▸ **WRITTEN PROBLEM**
What is the number of lines in the data that hold the string "Broschüren"? Reply with that number only.

▸ **LISTED RECORDS**
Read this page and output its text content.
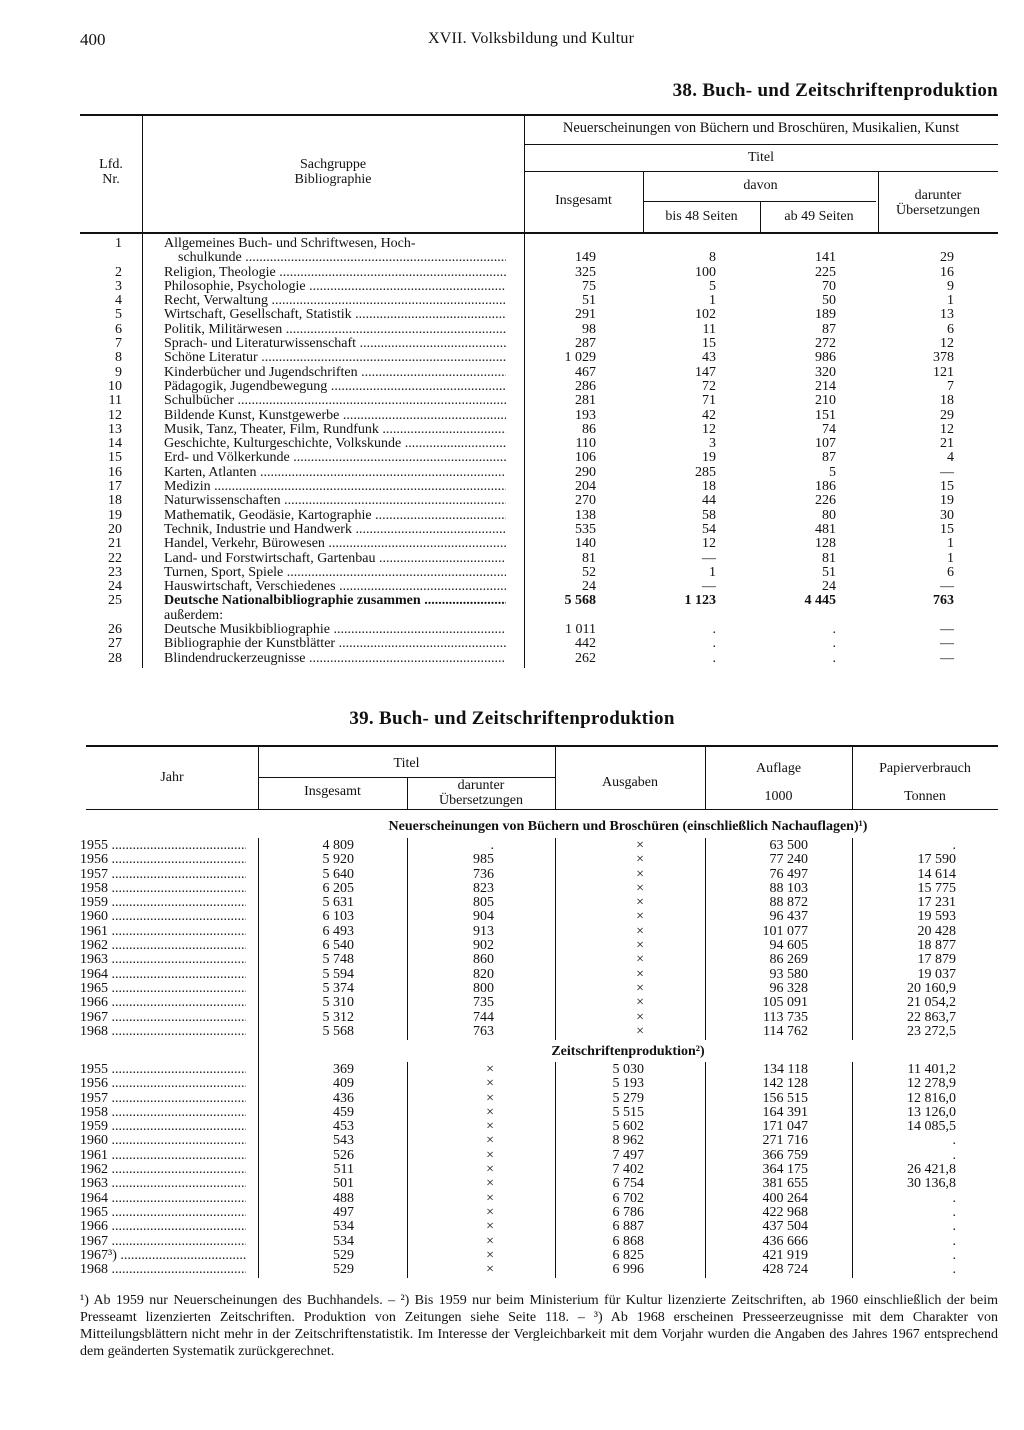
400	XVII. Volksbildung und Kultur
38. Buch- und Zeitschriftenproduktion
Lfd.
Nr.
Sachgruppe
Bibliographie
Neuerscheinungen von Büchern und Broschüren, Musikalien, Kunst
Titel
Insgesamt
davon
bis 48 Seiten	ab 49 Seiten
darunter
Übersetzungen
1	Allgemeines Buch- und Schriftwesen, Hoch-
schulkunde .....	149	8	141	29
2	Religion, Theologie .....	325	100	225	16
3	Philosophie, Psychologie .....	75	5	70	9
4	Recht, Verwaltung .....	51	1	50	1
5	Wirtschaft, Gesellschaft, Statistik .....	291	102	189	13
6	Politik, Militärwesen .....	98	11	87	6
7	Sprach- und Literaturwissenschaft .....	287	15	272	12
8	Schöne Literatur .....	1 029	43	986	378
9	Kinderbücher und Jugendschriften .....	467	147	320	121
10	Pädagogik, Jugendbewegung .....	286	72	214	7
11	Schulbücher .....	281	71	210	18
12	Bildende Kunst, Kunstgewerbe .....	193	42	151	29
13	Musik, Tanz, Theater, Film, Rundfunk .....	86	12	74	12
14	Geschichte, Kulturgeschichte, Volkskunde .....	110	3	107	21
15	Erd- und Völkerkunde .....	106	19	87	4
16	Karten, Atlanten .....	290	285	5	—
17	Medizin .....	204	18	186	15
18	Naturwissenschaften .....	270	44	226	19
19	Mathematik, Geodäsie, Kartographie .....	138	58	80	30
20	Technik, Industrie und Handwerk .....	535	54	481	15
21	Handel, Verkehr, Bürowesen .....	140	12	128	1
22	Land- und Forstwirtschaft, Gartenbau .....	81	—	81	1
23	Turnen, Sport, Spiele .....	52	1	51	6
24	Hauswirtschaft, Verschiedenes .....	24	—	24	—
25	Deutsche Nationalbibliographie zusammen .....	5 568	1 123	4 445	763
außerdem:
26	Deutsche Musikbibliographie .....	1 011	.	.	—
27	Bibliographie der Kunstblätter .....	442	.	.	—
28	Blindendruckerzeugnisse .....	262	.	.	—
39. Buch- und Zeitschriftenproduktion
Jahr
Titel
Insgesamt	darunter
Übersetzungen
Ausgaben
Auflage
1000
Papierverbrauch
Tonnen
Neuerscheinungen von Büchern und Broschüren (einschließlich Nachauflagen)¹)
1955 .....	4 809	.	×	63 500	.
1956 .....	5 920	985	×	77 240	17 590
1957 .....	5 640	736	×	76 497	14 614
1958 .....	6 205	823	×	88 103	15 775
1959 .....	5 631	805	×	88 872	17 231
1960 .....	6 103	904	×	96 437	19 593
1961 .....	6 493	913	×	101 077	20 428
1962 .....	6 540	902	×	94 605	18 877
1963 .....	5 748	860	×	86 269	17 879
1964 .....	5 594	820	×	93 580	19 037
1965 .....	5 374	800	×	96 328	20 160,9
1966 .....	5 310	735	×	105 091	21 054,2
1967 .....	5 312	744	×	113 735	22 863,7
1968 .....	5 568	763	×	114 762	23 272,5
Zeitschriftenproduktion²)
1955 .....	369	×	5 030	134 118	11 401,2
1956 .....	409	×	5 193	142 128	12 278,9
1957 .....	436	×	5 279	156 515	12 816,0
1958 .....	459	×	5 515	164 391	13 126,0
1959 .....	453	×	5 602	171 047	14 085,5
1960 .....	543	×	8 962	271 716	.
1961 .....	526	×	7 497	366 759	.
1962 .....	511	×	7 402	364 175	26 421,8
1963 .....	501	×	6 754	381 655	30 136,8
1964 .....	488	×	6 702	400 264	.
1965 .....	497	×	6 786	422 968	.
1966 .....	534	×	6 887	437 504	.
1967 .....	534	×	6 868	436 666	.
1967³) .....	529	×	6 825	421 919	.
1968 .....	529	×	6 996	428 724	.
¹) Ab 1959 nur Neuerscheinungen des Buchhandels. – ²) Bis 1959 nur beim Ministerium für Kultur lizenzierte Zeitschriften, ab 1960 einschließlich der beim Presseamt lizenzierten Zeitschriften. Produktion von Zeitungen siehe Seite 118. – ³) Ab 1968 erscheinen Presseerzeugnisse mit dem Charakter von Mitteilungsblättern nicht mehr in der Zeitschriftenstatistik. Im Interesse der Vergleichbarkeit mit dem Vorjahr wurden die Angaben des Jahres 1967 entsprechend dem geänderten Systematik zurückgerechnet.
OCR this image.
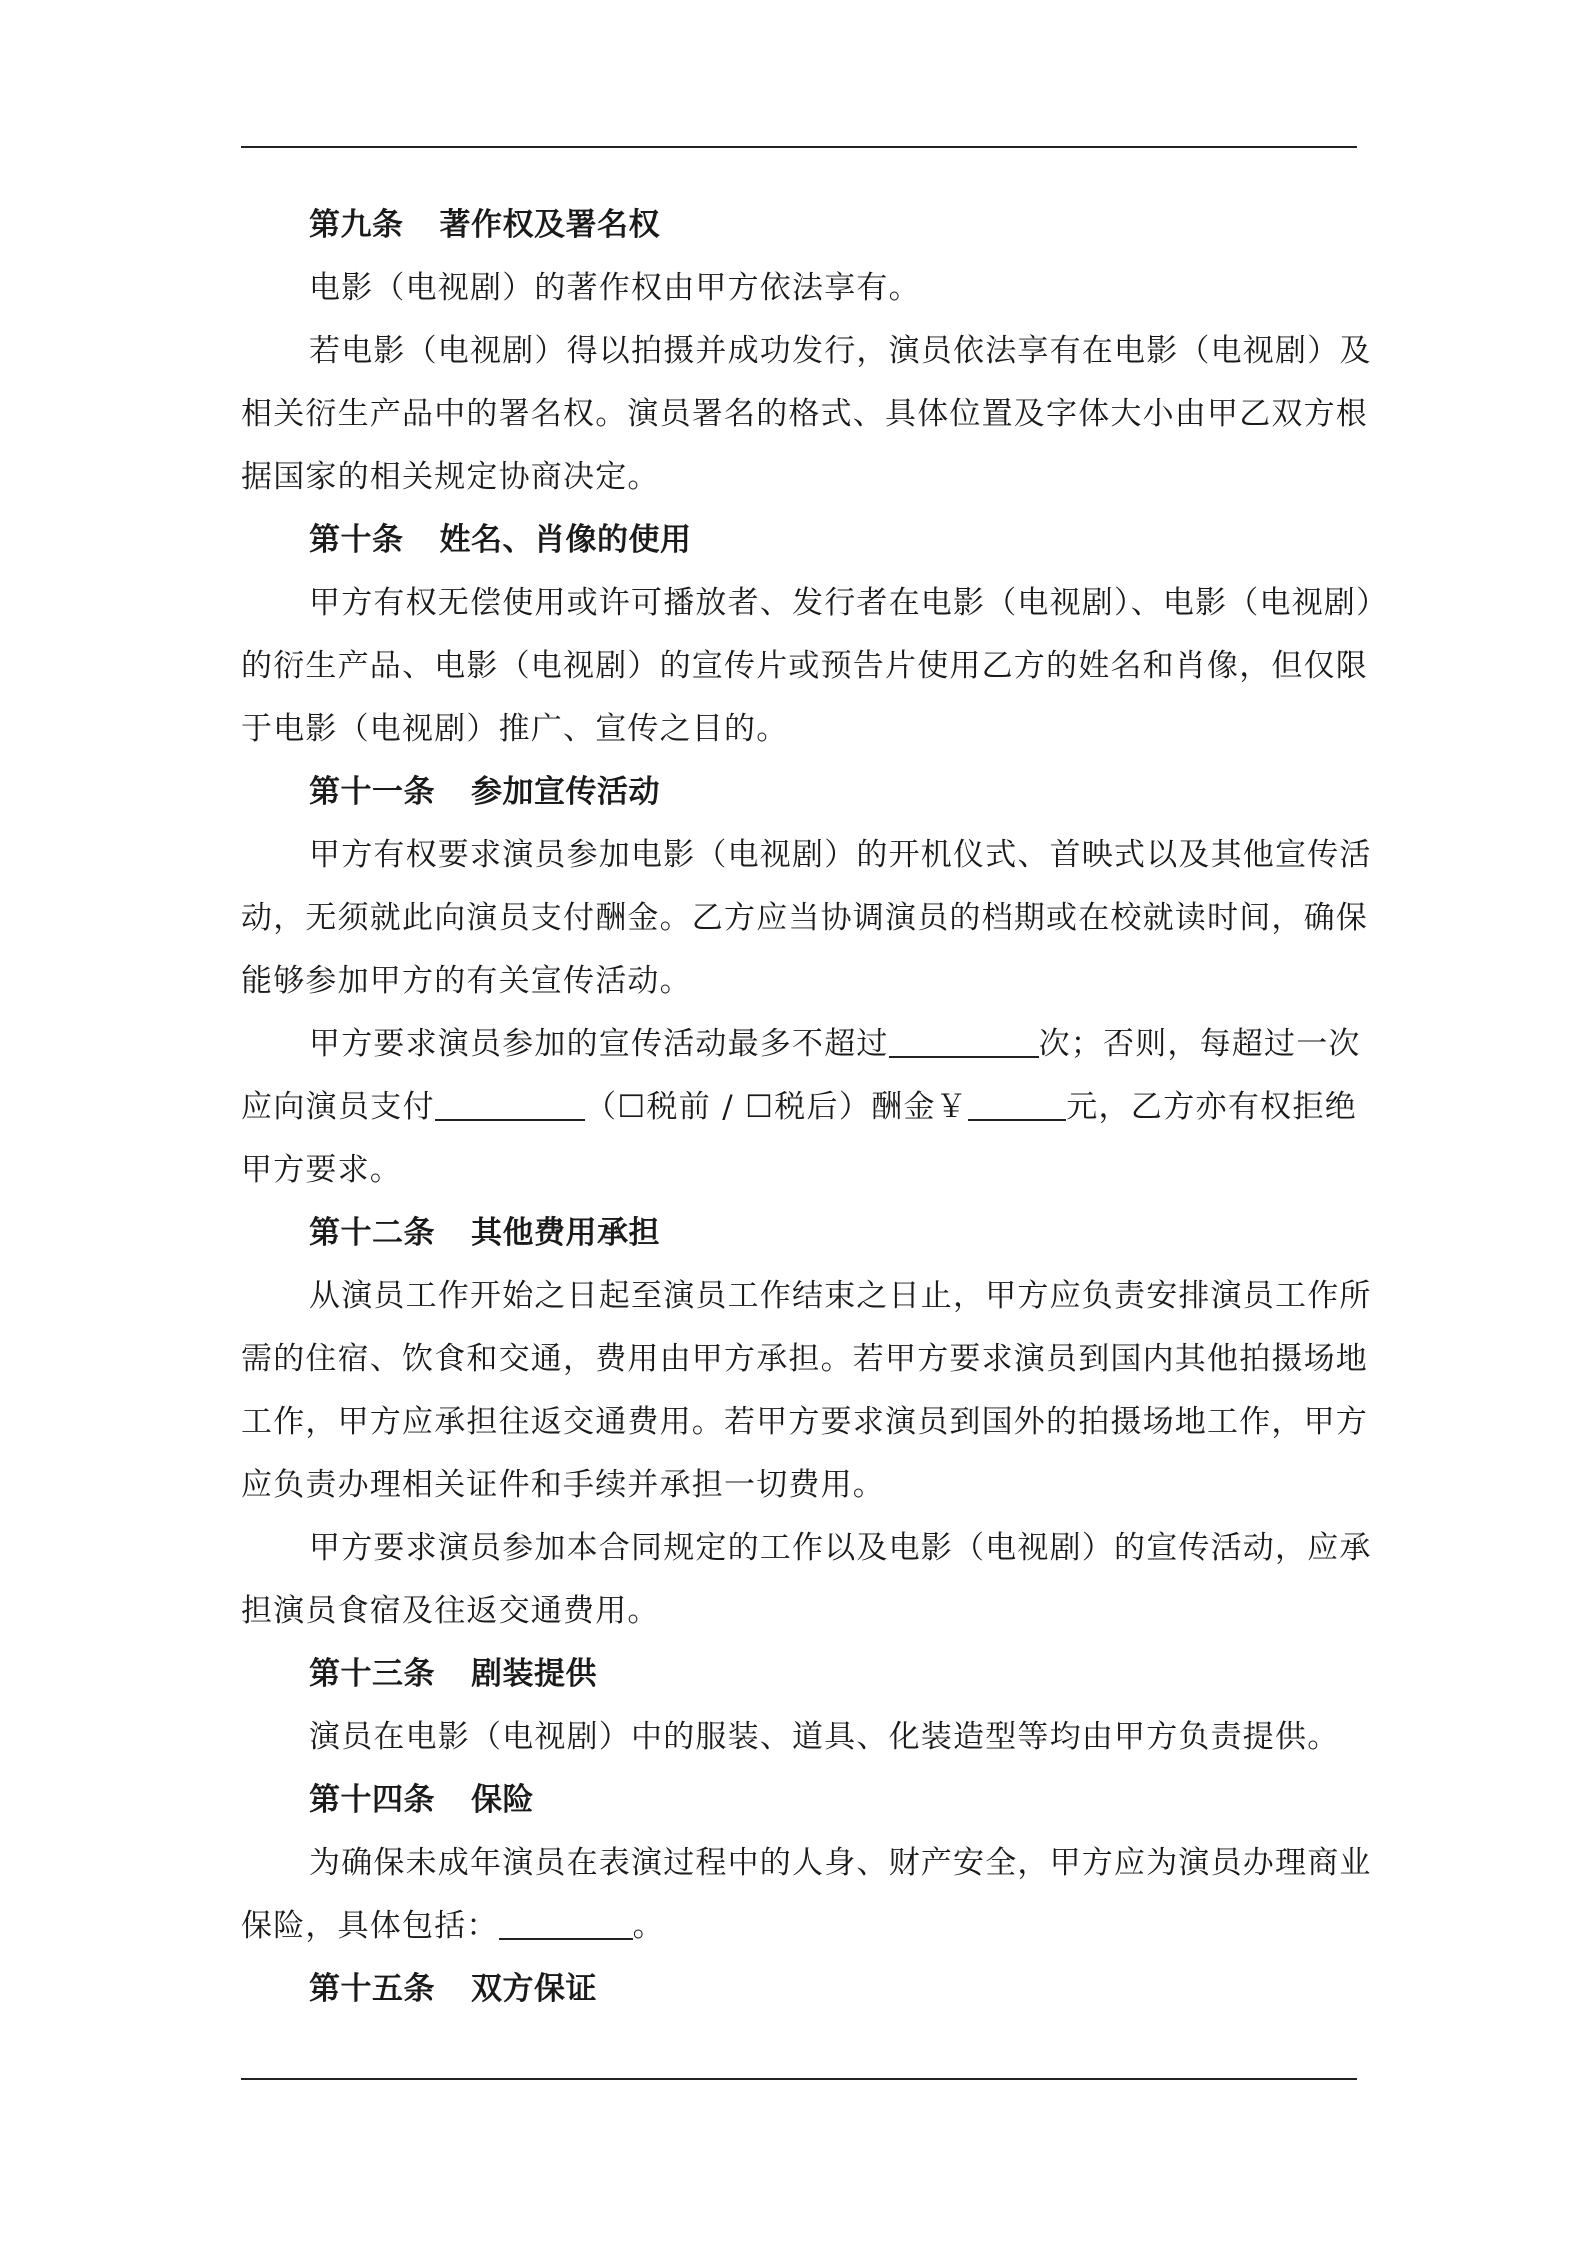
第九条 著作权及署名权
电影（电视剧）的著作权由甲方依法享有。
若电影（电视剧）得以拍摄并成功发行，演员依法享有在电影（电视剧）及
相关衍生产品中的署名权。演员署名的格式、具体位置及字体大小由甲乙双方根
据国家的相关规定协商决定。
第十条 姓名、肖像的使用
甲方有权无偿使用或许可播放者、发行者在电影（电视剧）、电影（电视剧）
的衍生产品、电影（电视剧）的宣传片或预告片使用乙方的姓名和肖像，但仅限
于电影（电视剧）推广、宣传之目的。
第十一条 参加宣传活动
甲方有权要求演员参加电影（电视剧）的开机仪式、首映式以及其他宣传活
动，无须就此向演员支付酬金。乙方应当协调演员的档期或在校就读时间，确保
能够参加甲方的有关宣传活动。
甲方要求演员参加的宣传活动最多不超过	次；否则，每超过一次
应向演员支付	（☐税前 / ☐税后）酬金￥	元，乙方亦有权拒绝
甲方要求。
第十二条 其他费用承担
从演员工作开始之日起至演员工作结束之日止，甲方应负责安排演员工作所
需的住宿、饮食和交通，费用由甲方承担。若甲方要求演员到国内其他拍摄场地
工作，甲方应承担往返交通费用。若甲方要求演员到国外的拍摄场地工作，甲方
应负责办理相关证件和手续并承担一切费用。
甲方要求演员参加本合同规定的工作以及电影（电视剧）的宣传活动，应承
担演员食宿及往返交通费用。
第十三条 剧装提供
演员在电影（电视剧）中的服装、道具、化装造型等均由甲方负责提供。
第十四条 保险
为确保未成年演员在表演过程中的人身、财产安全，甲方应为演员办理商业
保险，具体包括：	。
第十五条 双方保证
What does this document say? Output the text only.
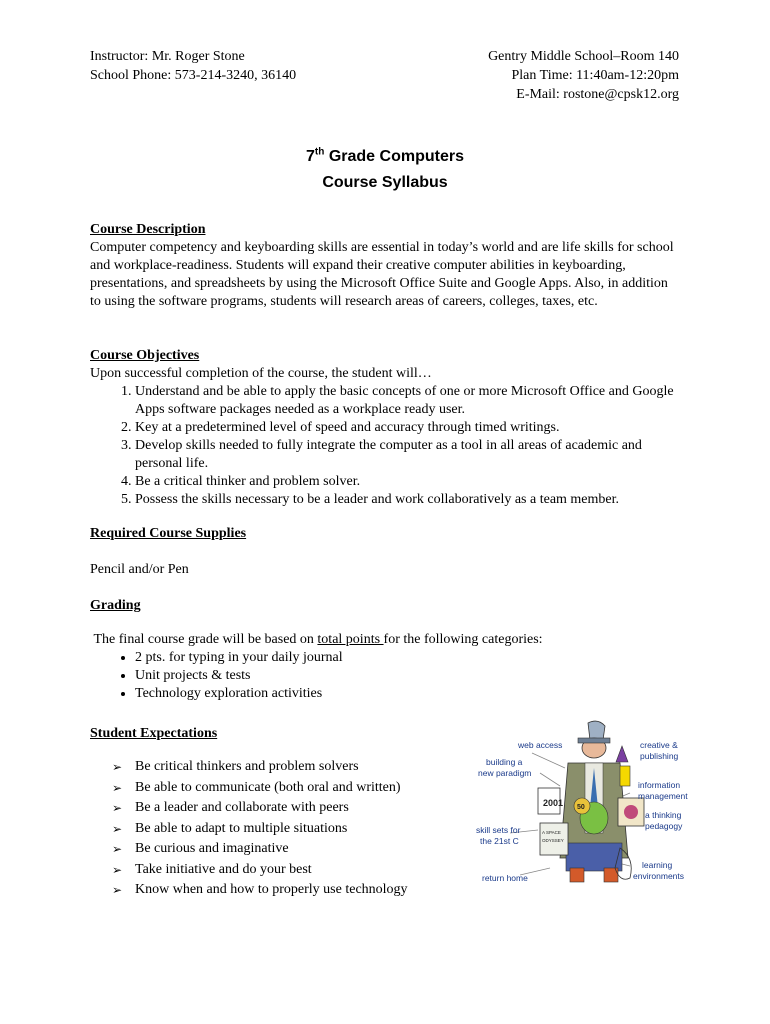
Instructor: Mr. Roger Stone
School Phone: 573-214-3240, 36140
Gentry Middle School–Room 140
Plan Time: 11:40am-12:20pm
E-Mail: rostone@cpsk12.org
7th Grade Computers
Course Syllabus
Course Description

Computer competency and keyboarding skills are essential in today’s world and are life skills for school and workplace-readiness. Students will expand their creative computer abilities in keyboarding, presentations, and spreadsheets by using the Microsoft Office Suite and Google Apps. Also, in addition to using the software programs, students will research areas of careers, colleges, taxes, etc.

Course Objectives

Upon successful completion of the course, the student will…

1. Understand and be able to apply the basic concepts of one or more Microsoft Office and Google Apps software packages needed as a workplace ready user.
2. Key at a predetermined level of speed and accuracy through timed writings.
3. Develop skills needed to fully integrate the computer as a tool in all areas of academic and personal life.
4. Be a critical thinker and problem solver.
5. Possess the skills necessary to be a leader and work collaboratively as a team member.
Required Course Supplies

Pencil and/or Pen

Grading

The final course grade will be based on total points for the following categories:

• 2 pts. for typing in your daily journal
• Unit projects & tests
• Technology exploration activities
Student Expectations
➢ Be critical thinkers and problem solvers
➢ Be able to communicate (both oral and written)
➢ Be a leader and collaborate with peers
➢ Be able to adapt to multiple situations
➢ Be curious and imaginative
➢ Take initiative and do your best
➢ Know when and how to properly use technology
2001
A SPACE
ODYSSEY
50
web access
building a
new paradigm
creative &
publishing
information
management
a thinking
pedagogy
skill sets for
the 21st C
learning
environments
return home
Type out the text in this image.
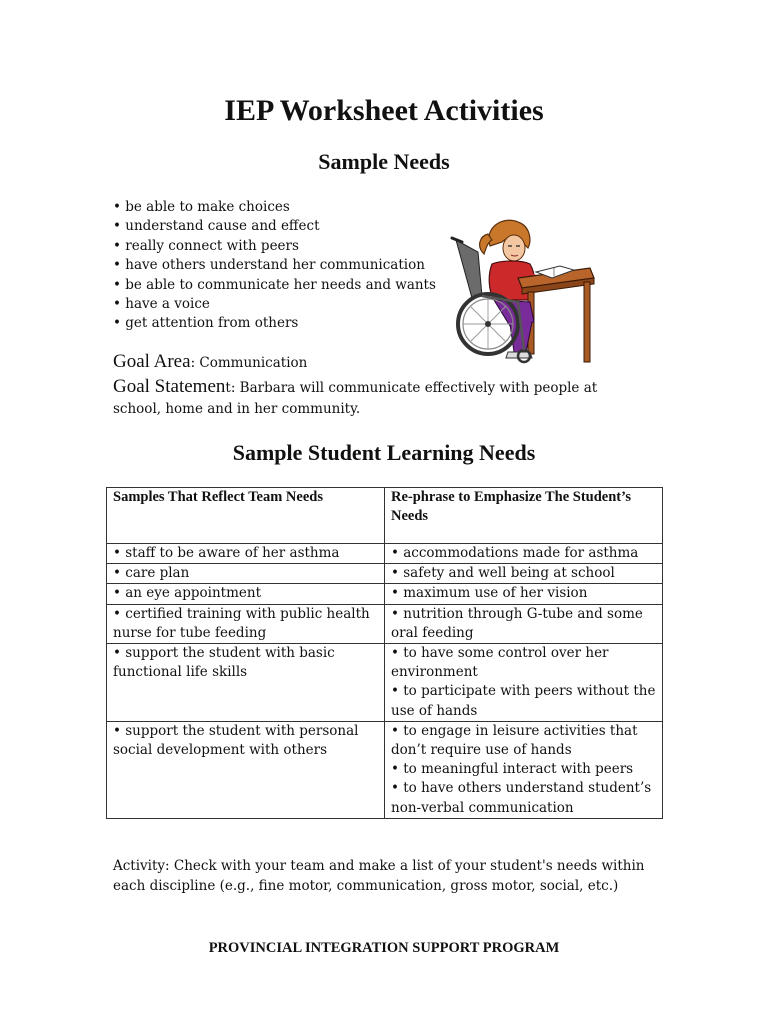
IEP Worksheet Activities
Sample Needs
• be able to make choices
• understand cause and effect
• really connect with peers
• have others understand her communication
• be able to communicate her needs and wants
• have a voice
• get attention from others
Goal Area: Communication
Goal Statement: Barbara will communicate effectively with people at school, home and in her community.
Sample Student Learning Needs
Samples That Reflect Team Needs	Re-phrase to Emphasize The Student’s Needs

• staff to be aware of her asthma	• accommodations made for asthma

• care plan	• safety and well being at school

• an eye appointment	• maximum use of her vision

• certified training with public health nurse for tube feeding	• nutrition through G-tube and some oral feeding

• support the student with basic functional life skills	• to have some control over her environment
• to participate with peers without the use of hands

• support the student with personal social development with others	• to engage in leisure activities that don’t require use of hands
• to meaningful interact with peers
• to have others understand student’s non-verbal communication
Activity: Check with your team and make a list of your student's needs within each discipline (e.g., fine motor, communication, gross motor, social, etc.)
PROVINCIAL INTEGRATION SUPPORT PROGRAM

▸ **THE REPLY**
2